_WHAT YOU HAVE TO DO:_
All lines in which the word "فقال" occurs are to be extracted.

_Recorded data:_
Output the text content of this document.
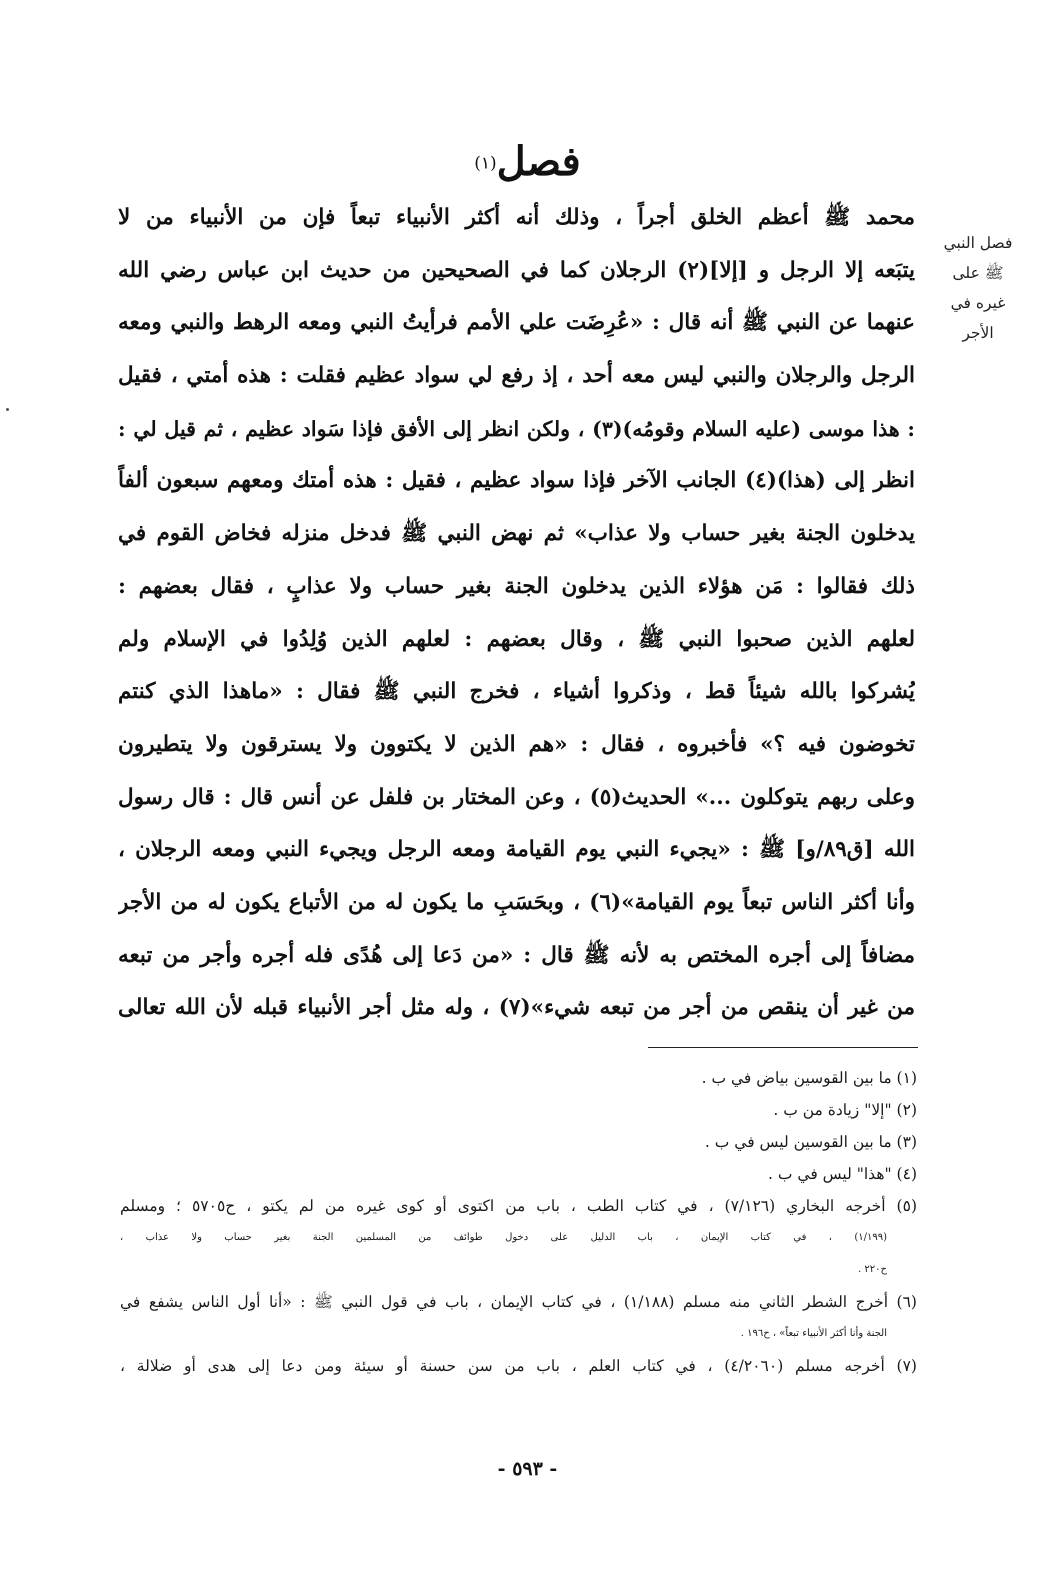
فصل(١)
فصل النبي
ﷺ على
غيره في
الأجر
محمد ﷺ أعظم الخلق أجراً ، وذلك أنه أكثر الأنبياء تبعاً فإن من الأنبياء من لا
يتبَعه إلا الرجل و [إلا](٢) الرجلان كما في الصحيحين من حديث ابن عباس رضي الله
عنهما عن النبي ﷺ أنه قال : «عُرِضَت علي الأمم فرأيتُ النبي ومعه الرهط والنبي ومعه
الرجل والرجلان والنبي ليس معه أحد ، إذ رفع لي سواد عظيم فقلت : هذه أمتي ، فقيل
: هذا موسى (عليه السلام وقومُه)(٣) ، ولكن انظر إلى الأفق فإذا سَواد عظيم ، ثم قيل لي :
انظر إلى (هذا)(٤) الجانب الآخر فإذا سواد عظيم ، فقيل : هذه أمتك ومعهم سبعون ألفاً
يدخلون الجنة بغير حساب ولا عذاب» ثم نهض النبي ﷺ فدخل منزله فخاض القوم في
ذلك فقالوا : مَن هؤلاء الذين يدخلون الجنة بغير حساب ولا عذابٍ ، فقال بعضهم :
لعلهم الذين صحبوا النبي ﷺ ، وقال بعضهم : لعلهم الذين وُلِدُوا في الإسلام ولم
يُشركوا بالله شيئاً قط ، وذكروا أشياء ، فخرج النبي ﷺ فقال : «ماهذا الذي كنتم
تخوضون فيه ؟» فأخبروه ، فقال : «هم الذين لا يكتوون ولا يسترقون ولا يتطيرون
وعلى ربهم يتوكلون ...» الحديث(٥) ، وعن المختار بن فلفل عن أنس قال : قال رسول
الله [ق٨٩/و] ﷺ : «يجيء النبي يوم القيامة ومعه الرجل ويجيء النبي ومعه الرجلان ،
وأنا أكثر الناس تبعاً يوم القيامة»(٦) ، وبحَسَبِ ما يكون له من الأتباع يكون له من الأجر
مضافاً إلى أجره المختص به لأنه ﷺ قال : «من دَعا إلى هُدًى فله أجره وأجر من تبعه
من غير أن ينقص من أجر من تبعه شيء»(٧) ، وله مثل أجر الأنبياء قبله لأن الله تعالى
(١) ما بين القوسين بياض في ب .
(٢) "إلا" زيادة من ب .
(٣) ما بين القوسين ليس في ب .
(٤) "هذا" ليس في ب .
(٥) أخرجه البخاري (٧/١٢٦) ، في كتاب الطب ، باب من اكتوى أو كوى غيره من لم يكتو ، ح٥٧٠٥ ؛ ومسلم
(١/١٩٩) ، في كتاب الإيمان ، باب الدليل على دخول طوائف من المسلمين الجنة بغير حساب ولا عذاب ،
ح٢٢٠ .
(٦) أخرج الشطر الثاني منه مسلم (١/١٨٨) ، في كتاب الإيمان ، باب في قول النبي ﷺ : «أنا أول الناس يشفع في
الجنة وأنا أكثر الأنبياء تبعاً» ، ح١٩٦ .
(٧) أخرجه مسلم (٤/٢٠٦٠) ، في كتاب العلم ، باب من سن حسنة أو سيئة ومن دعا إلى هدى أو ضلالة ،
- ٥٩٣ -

_SOLVED EXERCISE:_
ذلك فقالوا : مَن هؤلاء الذين يدخلون الجنة بغير حساب ولا عذابٍ ، فقال بعضهم :
يُشركوا بالله شيئاً قط ، وذكروا أشياء ، فخرج النبي ﷺ فقال : «ماهذا الذي كنتم
تخوضون فيه ؟» فأخبروه ، فقال : «هم الذين لا يكتوون ولا يسترقون ولا يتطيرون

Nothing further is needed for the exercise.